**Short exercise**:
Lines that hold the word "Revenue" should be located and copied.

* * * *

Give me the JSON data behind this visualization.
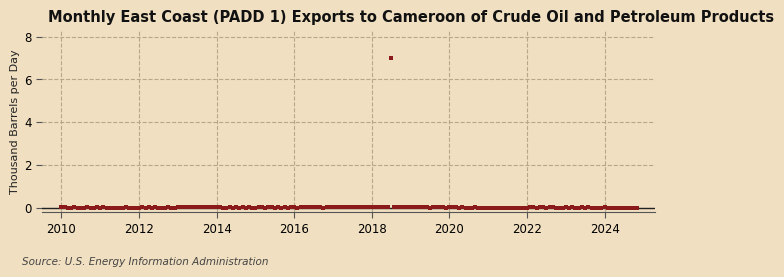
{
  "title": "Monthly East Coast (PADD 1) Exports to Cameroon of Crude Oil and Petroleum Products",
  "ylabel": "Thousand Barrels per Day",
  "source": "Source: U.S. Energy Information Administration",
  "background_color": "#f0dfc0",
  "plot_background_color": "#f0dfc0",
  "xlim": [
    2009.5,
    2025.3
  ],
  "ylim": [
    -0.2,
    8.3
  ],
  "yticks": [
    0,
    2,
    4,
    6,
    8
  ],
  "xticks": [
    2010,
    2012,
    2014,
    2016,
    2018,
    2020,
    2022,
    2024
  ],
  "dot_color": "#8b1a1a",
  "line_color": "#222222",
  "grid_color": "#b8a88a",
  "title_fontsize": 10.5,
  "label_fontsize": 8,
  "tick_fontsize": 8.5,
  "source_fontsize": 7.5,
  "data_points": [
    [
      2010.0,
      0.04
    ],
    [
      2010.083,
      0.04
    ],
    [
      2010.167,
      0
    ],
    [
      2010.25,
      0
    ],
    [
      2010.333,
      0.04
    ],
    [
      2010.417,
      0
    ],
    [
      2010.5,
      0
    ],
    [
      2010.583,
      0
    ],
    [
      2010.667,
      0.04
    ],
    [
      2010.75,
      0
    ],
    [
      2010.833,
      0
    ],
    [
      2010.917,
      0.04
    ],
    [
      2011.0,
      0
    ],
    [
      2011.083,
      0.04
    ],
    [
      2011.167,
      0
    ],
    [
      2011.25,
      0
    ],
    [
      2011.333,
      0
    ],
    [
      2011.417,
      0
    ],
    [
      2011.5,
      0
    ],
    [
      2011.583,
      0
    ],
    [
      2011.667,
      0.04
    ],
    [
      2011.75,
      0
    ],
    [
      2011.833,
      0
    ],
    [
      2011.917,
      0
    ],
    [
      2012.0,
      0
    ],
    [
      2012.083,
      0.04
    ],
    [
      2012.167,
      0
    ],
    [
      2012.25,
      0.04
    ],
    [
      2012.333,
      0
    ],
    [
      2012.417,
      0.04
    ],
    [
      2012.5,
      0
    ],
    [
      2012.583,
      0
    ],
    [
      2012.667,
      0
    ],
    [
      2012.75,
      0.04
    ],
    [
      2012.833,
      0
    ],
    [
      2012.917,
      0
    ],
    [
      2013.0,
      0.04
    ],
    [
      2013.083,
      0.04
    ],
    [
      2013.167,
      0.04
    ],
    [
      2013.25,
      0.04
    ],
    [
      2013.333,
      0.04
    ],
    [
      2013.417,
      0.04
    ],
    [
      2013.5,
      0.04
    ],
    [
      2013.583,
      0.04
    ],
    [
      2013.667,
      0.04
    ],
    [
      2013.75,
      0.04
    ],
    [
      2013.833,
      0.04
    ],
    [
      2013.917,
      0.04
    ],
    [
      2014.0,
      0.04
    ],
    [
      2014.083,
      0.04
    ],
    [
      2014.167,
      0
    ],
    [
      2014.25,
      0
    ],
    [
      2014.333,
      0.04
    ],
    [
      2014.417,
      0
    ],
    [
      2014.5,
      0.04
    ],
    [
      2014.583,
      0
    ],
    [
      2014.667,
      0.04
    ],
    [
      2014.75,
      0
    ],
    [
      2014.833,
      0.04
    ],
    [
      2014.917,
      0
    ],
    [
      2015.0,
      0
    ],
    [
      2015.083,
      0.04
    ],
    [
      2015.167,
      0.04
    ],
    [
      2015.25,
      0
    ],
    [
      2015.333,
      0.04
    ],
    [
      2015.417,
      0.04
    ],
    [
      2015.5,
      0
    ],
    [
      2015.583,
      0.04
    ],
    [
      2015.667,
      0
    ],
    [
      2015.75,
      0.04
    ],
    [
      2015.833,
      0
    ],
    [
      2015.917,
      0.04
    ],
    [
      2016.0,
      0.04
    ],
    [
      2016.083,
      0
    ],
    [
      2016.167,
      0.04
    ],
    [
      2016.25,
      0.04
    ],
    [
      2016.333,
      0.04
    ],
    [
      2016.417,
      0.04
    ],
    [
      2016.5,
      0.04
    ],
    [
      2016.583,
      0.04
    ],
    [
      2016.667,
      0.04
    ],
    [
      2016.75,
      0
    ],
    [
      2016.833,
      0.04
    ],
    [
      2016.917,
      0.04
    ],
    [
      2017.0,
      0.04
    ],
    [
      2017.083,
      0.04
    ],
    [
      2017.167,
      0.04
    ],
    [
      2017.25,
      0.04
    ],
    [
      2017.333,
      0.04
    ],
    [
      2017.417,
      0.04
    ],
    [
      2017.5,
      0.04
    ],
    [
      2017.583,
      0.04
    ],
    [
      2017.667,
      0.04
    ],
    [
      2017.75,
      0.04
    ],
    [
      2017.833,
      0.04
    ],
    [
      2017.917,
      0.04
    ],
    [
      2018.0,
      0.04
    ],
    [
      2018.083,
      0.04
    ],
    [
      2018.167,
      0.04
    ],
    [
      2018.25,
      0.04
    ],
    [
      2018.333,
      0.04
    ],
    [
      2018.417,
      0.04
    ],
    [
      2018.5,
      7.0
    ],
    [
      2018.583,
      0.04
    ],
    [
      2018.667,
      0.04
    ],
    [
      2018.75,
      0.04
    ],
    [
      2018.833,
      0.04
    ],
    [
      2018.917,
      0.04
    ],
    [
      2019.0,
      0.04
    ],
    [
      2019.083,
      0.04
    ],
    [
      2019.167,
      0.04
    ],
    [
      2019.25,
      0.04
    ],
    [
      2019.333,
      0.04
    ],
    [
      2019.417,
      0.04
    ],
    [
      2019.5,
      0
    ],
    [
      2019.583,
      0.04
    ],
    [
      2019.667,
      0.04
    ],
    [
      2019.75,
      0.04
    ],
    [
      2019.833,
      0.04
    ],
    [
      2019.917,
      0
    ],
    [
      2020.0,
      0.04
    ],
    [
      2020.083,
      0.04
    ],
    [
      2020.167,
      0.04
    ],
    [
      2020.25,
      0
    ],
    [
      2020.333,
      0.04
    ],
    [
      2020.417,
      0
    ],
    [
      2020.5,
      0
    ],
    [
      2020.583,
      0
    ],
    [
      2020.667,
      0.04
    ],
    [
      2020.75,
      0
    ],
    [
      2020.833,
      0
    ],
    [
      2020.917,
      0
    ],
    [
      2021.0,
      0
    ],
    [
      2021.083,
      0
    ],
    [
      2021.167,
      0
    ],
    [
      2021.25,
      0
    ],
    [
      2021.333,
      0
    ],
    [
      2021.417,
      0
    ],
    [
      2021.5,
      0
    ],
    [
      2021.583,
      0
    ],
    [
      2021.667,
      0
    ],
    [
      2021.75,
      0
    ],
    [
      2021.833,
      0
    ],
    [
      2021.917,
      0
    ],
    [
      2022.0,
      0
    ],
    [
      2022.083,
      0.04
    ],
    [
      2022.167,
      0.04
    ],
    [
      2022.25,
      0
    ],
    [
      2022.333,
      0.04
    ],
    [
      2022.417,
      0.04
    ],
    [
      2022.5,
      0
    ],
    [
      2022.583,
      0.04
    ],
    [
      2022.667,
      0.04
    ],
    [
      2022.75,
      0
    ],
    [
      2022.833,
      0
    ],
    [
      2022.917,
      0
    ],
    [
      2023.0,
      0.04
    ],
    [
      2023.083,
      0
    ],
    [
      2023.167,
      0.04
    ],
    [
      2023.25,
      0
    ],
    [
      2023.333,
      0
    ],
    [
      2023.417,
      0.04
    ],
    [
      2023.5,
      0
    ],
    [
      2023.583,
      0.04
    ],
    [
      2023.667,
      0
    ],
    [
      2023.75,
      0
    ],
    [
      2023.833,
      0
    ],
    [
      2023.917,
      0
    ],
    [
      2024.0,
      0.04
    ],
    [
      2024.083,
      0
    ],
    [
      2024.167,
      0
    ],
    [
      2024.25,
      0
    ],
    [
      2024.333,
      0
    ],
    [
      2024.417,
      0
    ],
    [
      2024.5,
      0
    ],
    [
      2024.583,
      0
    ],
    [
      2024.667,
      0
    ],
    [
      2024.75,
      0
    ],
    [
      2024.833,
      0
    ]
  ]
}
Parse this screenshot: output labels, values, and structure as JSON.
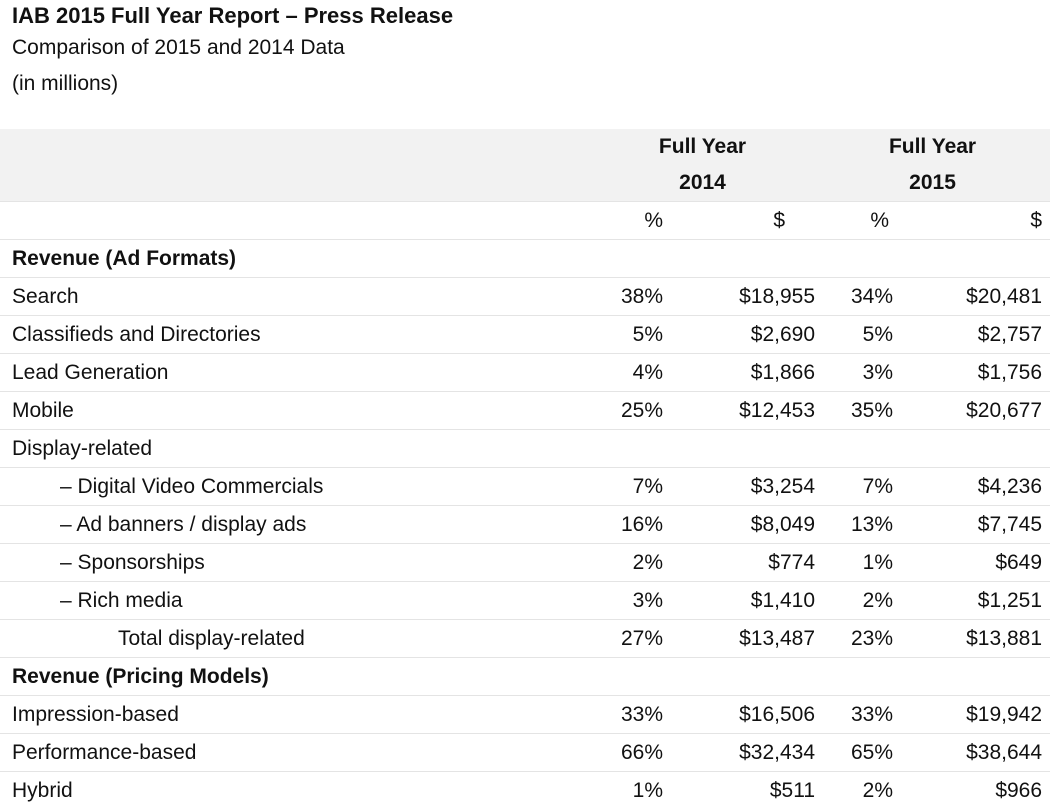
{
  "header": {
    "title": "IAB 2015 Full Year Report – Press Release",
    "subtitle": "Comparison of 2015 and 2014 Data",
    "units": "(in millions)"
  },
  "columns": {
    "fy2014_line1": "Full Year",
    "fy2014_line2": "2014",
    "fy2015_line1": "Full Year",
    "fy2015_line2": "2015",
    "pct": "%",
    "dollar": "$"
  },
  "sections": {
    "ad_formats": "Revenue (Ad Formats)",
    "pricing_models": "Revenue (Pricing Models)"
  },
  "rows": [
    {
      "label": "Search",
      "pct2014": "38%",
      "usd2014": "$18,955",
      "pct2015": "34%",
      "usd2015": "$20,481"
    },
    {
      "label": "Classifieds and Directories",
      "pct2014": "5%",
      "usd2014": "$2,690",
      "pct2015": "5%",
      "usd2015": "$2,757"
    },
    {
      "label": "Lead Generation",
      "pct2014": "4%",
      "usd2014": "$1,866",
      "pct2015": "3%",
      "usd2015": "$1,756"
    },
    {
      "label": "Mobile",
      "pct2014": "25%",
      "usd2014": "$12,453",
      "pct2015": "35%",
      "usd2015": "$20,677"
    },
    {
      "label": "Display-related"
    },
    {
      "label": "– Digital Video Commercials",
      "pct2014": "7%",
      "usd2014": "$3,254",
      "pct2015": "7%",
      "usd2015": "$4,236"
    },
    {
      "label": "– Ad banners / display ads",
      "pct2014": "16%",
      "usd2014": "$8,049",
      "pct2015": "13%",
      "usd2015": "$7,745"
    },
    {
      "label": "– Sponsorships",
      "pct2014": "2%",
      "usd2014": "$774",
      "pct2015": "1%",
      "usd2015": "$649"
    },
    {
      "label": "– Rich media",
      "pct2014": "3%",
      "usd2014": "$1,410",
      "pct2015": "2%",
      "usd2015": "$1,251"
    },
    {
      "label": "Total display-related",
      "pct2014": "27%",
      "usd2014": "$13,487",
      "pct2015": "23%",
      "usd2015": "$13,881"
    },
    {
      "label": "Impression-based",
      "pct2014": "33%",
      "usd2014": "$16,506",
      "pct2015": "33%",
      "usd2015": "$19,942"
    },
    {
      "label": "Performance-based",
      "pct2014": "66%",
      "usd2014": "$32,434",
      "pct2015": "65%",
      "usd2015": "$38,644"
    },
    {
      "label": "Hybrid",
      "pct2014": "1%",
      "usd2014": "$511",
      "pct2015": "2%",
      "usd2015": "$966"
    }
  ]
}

* * * *

**The response**:
    "ad_formats": "Revenue (Ad Formats)",
    "pricing_models": "Revenue (Pricing Models)"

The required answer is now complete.